* [Required task A] Reproduce the lines of the listing below word for word, starting at the line that contains "popout-icon[interactable]: ⇱ (515, 208, 523, 219)" and ending at the line that contains "chat-message[interactable]: 02:21 sazwell: 9", with both of those lines included.

* [Text passage]
>>>>
Melody Zoë Klaver (born 9 September 1990) is a Dutch actress.

Early life and education
Klaver was born in Amsterdam, Netherlands and grew up in the suburb town Abcoude. She has two older sisters, presenter/actress Kimberley Klaver and dancer Stephanie Klaver. She finished her VWO (pre-university secondary education) on her high school 'Sint Nicolaas Lyceum' in 2008. She received her professional training (BFA in Acting) at the Maastricht Academy of Dramatic Arts, where she graduated in July 2014.. She also went to the Lucia Marthas Dansacademy from her 4th till the age of 15, from which she had to quit due to her busy acting schedule.
<<<<
* [Required task B] Continue the biography of actress Melody Klaver above, beginning after its last sentence.

* [Task material]
>>>>
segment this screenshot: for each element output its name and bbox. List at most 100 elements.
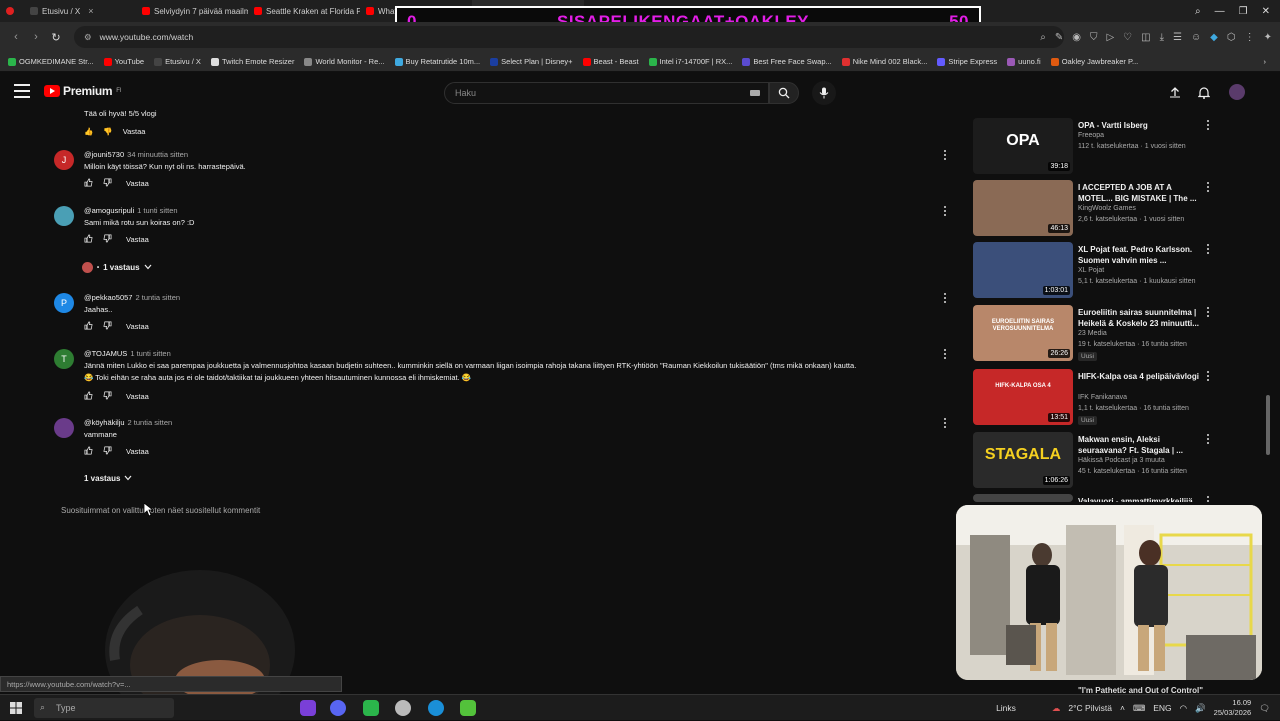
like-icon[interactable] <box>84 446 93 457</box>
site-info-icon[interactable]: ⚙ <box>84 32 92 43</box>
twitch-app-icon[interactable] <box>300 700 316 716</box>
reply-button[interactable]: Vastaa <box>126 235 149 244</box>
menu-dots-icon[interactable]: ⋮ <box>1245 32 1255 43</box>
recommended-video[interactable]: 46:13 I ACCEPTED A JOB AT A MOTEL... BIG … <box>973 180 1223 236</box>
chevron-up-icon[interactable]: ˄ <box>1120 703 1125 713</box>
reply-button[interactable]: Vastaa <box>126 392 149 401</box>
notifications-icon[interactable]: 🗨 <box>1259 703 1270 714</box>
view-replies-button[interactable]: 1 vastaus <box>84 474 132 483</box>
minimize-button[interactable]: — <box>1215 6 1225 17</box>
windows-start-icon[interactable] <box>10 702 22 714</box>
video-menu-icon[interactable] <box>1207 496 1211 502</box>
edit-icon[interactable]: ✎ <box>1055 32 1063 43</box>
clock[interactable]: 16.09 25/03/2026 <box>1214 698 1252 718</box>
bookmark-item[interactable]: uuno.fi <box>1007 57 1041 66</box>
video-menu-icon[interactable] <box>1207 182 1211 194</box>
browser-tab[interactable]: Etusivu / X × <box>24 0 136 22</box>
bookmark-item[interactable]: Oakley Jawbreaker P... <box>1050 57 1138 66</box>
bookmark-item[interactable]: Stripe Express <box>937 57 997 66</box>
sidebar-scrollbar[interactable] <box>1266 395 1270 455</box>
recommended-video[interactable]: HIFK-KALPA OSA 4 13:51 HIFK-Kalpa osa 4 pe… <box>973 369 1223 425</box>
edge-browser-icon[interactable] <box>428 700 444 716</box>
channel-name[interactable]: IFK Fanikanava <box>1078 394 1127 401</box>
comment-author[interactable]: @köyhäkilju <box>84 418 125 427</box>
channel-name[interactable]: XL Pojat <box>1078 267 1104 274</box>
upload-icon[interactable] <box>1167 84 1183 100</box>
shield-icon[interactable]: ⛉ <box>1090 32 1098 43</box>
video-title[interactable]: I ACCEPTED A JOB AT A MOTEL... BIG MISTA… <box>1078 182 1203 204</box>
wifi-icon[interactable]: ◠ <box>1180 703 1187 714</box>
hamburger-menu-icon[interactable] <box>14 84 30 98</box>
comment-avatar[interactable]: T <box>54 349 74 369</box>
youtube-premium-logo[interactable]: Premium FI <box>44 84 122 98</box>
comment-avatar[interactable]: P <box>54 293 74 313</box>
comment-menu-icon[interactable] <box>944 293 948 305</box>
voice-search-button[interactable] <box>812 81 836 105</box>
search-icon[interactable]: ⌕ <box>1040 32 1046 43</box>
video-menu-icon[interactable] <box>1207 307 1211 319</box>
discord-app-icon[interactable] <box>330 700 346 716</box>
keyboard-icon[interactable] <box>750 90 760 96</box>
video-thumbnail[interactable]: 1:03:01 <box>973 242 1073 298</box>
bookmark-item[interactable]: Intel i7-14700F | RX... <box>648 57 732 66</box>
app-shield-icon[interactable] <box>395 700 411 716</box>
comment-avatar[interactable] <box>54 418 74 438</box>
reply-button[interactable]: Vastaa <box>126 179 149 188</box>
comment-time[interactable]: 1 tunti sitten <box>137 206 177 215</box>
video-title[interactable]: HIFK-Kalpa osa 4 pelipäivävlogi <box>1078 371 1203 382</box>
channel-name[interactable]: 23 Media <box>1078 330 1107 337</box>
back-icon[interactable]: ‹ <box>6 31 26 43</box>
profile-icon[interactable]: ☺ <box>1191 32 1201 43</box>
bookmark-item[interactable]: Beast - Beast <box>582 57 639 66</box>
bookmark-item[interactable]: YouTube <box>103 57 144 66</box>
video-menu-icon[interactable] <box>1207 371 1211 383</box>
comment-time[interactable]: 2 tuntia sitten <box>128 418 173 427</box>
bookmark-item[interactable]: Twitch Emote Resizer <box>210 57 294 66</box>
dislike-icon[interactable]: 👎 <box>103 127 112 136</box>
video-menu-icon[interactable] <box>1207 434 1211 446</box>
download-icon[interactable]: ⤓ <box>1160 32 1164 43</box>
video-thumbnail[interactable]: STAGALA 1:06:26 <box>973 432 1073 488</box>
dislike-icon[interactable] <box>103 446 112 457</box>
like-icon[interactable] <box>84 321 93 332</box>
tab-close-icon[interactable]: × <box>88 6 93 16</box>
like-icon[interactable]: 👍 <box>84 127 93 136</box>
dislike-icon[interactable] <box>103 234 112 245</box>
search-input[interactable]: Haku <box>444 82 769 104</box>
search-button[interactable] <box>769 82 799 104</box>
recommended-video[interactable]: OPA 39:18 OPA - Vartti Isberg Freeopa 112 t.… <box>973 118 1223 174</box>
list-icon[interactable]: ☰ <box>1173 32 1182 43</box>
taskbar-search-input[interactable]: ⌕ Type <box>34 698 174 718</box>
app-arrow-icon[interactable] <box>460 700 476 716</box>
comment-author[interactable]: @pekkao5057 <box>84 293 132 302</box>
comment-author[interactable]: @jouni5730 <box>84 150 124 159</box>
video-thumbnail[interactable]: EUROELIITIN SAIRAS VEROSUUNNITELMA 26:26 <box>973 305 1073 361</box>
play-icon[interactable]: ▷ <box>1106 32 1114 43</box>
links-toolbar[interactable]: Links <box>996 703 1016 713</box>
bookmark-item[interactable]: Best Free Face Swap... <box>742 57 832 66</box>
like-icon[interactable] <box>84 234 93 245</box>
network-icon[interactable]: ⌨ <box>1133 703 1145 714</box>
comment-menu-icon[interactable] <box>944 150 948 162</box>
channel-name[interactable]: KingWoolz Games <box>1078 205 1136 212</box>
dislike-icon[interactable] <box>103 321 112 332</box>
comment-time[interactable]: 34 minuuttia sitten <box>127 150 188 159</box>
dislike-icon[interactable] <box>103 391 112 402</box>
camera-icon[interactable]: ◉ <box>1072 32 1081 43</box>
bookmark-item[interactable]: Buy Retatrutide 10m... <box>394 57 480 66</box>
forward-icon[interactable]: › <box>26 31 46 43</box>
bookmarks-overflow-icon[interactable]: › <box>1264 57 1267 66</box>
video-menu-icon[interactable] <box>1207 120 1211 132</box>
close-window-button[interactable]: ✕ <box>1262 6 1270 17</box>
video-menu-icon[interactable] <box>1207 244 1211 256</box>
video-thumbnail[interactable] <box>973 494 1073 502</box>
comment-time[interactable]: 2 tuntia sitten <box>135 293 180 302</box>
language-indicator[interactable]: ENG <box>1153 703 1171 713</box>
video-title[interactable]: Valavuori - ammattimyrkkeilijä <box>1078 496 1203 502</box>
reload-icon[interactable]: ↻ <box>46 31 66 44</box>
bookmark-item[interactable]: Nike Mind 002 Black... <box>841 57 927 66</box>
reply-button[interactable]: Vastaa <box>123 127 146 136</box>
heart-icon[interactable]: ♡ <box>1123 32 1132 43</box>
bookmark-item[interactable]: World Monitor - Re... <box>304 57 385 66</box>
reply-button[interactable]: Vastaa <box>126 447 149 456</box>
<<<<
>>>>
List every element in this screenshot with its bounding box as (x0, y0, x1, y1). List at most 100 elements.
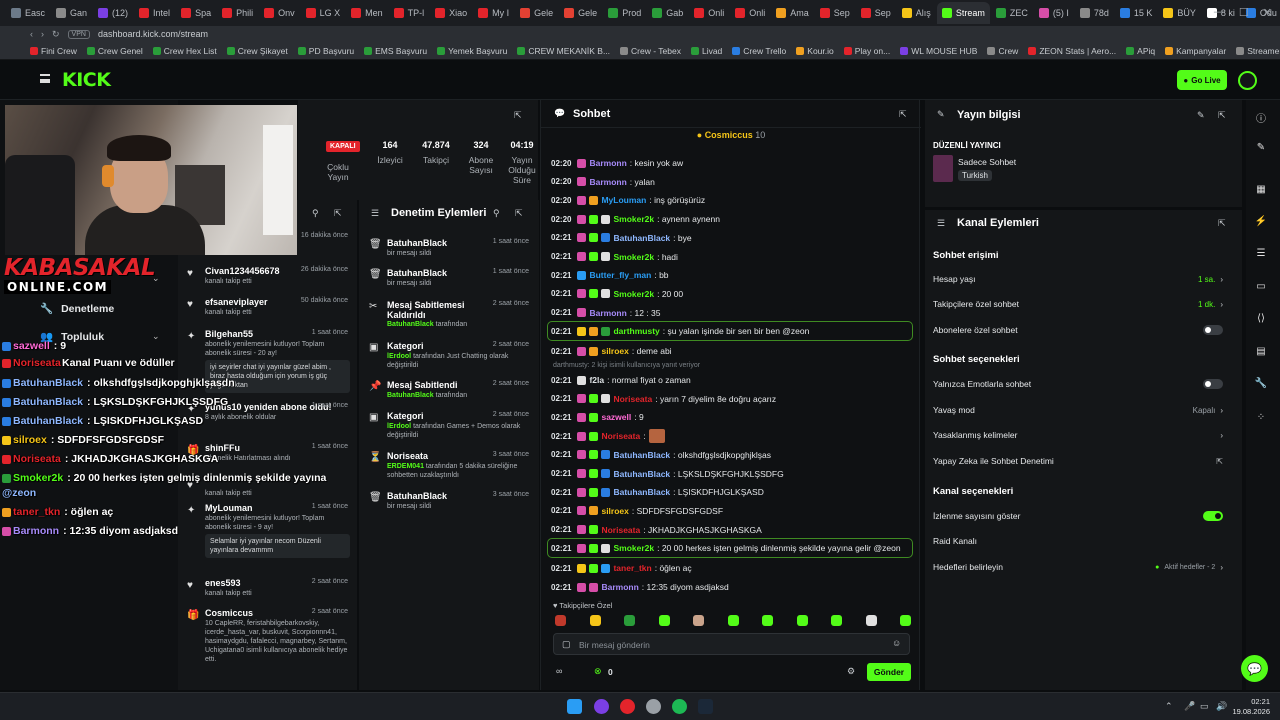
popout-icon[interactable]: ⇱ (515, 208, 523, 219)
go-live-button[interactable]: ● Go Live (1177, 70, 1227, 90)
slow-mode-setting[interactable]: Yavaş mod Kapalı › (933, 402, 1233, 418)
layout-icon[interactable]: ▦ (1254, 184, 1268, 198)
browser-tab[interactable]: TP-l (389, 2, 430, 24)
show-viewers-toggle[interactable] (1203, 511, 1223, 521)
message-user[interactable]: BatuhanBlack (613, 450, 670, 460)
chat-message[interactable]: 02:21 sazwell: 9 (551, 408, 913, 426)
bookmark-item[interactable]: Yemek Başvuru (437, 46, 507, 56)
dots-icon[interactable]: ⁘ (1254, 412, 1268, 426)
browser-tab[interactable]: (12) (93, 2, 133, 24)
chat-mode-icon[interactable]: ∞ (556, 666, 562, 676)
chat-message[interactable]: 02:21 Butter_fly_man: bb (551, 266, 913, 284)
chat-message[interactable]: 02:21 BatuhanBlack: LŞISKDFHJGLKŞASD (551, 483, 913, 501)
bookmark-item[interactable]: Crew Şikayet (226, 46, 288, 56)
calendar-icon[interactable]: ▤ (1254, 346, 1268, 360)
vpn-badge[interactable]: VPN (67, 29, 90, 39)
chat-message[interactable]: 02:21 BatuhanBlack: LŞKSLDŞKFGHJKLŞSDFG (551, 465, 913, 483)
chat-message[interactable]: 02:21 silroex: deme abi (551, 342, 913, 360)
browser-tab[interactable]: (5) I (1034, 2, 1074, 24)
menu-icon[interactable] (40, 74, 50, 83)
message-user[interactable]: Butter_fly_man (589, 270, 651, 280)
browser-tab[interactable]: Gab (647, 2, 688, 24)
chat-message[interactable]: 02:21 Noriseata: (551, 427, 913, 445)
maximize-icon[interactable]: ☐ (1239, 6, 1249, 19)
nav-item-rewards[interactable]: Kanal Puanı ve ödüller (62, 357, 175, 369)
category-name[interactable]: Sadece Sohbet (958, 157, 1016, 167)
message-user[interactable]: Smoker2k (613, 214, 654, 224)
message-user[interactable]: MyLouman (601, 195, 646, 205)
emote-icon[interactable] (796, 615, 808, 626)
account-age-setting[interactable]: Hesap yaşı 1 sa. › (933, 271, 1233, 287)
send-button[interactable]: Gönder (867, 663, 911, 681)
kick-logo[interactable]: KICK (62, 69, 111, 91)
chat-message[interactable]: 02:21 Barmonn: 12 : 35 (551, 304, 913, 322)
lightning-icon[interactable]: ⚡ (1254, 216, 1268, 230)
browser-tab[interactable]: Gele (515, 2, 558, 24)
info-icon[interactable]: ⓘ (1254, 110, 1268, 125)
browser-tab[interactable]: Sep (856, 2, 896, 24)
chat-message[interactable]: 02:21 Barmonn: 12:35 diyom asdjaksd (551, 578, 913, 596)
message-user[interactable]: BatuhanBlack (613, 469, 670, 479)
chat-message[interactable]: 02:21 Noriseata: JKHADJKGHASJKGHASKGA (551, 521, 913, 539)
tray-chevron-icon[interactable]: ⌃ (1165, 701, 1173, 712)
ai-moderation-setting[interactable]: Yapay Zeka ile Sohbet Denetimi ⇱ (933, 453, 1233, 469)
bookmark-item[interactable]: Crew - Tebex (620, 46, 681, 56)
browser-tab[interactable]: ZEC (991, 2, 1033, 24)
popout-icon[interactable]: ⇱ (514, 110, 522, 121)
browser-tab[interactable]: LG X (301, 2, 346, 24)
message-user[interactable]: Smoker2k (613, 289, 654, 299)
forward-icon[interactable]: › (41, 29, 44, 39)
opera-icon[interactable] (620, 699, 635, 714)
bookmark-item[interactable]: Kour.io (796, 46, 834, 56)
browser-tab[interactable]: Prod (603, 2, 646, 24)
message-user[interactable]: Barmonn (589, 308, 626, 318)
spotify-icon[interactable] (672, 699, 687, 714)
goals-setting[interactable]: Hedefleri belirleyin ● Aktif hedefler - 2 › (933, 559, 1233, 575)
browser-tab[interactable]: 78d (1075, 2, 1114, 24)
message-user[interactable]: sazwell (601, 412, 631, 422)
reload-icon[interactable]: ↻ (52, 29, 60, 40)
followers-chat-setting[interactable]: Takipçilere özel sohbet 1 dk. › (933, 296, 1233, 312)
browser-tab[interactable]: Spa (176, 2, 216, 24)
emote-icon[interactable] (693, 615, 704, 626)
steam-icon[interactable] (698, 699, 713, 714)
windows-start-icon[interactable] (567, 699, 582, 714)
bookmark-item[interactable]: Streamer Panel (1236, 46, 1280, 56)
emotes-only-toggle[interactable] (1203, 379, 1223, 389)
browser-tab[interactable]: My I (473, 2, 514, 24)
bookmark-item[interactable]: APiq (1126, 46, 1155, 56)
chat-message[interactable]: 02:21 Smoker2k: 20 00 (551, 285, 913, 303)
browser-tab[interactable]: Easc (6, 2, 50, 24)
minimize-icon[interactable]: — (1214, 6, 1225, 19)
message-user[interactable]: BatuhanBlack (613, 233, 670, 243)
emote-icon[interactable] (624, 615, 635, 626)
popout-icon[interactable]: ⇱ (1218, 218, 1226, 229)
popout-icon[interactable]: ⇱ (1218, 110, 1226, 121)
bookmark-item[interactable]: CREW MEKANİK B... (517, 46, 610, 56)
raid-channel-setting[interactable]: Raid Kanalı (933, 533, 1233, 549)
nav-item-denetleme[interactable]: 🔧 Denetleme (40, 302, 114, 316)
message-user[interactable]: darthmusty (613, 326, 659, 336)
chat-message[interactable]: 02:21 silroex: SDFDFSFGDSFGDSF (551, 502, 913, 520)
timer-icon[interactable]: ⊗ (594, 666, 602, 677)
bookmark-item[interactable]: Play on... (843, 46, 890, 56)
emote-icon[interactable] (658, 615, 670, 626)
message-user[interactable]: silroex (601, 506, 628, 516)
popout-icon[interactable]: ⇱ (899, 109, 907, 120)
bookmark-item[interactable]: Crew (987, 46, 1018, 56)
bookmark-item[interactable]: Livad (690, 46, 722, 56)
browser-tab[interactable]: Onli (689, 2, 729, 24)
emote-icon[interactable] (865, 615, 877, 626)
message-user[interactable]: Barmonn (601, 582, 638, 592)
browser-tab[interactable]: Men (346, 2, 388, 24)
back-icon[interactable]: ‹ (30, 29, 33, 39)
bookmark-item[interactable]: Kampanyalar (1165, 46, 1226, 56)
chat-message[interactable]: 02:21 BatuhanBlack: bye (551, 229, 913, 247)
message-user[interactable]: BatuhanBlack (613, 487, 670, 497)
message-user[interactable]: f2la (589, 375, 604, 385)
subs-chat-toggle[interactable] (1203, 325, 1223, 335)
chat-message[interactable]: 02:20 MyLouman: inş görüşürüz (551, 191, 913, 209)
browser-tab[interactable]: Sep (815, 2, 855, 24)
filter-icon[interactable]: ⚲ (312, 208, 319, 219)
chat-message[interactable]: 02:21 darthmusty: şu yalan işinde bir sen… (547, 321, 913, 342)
<<<<
>>>>
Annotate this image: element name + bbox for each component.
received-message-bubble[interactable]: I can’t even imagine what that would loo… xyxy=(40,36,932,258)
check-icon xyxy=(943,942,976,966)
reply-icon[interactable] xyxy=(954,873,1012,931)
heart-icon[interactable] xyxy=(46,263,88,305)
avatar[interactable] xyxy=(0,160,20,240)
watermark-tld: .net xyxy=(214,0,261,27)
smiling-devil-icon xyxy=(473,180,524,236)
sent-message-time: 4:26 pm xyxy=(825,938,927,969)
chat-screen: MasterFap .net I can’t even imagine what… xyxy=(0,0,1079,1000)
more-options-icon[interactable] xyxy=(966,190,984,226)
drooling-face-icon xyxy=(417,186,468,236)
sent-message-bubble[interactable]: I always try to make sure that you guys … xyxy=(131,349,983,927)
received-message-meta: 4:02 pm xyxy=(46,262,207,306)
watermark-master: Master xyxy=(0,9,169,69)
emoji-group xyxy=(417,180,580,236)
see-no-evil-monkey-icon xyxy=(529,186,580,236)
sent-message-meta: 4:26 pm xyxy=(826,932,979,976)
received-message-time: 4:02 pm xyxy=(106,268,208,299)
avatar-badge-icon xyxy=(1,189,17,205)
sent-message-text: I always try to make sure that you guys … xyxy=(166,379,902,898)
<<<<
* [Expected answer A]
popout-icon[interactable]: ⇱ (515, 208, 523, 219)
go-live-button[interactable]: ● Go Live (1177, 70, 1227, 90)
slow-mode-setting[interactable]: Yavaş mod Kapalı › (933, 402, 1233, 418)
layout-icon[interactable]: ▦ (1254, 184, 1268, 198)
browser-tab[interactable]: TP-l (389, 2, 430, 24)
show-viewers-toggle[interactable] (1203, 511, 1223, 521)
message-user[interactable]: BatuhanBlack (613, 450, 670, 460)
chat-message[interactable]: 02:21 sazwell: 9 (551, 408, 913, 426)

* [Expected answer B]
Career
When she was 15 years old she got nominated for a Golden Calf for Best Actress (Deep), which made her the youngest actress ever to be nominated for this award. She lost it to Carice Van Houten (Blackbook). Later she did win the Tudor Award for Best Actress (Deep) in Geneva and a Rembrandt Award for Best actress (Winter in wartime). In 2010 she got accepted by the Maastricht theatre academy and graduated 4 years later (BFA in acting). At the International Theatre school Festival 2014 in Amsterdam she won the Kemna Award for her role as Irina Arkadina in ‘The Seagull’ (Checkov) for best and most outstanding graduating actor/actress of the Netherlands and Belgium. Before and after her education Melody played (lead) roles in art-house films such as ‘Northern Light’ (Langer Licht) by David Lammers, ‘Deep’ (Diep) by Simone van Dusseldorp, ‘Dusk’ (Schemer) by Hanro Smitsman and in box-office hits such as ‘XTC just don't do it!’ (Afblijven!) by Maria Peters and ‘Winter in Wartime’ (Oorlogswinter) by award-winner Martin Koolhoven.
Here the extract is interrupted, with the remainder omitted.